Given request: Each line that holds the word "изменений" should be returned.

---------- Data for this exercise ----------

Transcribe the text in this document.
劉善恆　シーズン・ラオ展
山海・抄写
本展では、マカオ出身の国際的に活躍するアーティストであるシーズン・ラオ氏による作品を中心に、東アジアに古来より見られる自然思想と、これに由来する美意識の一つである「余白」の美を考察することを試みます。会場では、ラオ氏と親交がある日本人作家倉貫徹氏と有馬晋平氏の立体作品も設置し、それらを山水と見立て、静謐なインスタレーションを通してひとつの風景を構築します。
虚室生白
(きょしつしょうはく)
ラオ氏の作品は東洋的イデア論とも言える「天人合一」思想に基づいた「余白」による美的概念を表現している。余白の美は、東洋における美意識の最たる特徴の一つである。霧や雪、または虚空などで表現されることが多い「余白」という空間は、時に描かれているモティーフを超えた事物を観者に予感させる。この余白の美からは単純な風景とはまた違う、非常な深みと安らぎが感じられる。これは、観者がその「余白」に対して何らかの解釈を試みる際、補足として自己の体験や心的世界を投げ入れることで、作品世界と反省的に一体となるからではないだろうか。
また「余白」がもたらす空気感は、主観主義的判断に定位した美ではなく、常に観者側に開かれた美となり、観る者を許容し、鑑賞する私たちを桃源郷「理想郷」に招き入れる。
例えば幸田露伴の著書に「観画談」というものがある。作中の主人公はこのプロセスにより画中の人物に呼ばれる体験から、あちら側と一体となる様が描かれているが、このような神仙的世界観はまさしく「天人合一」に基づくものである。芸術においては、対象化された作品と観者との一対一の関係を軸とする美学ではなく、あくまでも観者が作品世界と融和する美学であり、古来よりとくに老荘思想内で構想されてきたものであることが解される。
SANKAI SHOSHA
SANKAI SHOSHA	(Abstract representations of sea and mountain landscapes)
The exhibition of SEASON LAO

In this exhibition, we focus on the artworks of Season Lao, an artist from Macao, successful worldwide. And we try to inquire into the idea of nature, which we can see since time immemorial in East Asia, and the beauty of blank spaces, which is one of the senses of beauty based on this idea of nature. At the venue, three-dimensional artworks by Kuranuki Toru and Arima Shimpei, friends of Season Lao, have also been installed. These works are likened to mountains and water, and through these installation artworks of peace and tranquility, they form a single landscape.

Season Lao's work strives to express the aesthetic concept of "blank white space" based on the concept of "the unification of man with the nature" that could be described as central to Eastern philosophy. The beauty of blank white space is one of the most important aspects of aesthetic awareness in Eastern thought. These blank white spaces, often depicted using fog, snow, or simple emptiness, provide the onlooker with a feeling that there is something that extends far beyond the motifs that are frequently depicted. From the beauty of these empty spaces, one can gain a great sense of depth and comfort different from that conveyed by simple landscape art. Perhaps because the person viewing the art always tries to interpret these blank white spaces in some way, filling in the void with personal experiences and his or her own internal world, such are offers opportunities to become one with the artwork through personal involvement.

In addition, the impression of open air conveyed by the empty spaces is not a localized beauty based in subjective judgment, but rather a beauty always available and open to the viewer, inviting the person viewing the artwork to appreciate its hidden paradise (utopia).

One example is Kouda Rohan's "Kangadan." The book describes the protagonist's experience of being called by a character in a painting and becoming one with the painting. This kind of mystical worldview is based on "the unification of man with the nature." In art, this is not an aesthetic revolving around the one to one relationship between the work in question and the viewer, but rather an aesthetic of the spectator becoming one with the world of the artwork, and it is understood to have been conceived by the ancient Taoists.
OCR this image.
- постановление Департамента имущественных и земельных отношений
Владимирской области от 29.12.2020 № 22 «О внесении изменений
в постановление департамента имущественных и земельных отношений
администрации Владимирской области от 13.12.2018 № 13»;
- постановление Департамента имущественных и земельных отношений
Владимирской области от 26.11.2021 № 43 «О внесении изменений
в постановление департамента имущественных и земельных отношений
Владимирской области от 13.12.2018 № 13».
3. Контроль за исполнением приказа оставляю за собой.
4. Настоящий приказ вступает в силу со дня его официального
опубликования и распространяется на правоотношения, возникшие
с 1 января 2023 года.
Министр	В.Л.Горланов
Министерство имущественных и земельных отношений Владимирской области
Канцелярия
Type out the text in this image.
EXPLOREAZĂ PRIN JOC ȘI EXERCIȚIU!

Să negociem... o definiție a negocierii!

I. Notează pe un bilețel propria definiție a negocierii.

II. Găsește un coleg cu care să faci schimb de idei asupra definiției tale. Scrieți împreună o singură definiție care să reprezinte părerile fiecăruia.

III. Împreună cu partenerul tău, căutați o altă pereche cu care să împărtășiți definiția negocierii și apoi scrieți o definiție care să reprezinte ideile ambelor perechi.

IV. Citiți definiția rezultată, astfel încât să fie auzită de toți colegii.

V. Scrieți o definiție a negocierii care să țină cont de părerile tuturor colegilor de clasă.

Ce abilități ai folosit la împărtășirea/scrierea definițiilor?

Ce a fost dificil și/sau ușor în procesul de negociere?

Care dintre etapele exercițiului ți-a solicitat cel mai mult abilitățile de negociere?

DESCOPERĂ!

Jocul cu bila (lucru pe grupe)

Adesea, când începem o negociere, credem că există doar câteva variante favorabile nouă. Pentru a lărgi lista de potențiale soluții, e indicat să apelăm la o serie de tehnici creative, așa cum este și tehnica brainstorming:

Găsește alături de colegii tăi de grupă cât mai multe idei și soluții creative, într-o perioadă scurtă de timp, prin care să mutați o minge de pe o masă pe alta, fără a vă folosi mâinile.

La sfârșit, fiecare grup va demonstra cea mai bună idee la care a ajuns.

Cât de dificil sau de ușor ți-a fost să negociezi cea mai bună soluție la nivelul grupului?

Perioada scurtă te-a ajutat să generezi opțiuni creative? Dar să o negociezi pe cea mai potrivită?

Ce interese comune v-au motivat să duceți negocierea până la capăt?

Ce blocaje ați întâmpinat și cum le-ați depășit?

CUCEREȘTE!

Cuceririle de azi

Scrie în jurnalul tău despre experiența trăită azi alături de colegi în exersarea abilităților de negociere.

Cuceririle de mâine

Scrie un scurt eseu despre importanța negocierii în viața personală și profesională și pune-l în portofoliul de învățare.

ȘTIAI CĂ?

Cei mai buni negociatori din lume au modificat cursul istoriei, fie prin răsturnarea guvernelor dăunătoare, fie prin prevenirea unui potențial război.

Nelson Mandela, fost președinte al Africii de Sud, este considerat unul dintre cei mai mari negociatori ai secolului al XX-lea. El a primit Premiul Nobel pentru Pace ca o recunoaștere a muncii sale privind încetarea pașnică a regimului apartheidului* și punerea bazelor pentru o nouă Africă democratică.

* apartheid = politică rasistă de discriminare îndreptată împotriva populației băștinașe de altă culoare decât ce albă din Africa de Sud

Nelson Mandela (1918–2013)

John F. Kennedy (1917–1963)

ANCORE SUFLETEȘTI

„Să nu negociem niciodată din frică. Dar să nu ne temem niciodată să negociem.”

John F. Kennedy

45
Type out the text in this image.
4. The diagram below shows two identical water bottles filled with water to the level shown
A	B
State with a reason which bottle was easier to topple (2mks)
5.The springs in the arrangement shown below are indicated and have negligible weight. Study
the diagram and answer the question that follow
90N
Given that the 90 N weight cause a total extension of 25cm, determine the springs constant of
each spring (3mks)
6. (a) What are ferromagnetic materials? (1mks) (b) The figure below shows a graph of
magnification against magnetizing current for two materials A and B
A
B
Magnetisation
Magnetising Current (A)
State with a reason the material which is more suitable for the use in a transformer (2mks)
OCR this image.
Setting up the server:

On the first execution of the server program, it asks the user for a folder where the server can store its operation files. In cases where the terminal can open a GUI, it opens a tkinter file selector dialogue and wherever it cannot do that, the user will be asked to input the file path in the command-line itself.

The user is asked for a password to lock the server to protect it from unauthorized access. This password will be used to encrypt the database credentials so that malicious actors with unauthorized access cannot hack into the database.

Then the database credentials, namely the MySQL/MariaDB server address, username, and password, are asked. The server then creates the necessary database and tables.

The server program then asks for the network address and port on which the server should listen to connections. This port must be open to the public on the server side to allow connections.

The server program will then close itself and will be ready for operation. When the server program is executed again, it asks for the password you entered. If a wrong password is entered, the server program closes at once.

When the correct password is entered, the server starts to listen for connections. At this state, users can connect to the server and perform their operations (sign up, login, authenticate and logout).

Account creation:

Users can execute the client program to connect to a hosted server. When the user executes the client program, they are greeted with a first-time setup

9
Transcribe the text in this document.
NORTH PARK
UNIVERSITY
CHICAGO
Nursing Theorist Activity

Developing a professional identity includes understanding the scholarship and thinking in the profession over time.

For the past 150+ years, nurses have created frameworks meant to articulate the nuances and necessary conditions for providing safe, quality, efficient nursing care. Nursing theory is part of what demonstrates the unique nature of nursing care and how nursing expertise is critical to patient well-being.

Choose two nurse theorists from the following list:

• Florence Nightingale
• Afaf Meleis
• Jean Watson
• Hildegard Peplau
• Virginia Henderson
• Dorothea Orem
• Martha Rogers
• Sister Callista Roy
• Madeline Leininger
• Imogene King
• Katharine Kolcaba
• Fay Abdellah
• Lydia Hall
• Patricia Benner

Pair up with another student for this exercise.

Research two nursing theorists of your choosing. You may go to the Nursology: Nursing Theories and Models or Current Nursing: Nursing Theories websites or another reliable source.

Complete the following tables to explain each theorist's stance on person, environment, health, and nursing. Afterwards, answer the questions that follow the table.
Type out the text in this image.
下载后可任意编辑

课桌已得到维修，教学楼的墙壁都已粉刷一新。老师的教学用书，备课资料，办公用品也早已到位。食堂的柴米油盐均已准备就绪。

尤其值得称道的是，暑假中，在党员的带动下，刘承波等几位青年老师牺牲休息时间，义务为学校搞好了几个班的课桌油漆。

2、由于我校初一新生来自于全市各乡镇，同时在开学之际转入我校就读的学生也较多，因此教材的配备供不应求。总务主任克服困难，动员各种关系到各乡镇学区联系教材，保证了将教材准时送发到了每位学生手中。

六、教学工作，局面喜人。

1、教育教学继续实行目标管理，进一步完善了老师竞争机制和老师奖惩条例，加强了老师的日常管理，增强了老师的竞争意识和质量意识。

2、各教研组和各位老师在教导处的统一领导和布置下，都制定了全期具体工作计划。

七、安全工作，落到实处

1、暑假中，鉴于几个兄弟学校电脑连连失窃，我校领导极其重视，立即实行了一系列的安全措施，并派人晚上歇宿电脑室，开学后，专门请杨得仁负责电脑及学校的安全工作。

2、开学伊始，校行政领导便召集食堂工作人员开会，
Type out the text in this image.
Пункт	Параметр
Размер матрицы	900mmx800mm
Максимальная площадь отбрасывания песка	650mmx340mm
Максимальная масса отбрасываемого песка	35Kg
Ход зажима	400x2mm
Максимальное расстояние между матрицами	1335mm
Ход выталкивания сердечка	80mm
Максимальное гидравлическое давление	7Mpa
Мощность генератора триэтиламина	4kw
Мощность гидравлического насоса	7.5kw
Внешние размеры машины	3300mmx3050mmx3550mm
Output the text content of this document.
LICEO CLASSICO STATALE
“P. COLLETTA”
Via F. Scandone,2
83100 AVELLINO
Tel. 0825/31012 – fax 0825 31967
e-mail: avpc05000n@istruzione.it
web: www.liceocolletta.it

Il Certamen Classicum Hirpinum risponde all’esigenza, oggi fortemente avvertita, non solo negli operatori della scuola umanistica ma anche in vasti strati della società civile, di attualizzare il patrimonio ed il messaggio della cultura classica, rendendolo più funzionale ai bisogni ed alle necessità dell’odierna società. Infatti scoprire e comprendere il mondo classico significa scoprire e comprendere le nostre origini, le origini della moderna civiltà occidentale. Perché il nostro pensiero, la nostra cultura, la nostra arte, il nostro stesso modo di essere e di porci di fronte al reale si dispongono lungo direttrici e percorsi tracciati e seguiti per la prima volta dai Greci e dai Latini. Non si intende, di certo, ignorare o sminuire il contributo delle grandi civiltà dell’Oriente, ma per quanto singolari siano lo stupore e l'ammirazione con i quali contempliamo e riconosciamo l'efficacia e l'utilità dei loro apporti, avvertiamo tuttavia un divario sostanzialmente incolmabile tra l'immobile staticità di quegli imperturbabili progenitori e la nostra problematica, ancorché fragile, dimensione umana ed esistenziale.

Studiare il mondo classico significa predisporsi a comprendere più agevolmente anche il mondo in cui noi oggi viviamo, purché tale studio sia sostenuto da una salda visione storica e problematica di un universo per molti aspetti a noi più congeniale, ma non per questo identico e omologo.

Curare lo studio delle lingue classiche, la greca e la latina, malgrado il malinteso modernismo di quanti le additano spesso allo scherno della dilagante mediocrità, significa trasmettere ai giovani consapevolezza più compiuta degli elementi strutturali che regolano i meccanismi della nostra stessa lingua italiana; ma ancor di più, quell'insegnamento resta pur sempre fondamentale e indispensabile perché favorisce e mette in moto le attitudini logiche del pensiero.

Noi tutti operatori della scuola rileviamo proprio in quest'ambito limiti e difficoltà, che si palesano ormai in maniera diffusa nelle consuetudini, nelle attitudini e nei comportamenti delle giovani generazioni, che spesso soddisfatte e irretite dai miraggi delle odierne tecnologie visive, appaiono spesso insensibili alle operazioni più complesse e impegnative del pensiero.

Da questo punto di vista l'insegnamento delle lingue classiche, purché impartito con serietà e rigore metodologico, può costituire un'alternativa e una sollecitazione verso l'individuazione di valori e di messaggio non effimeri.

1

----------

Answer for the task:
Владимирской области от 29.12.2020 № 22 «О внесении изменений
Владимирской области от 26.11.2021 № 43 «О внесении изменений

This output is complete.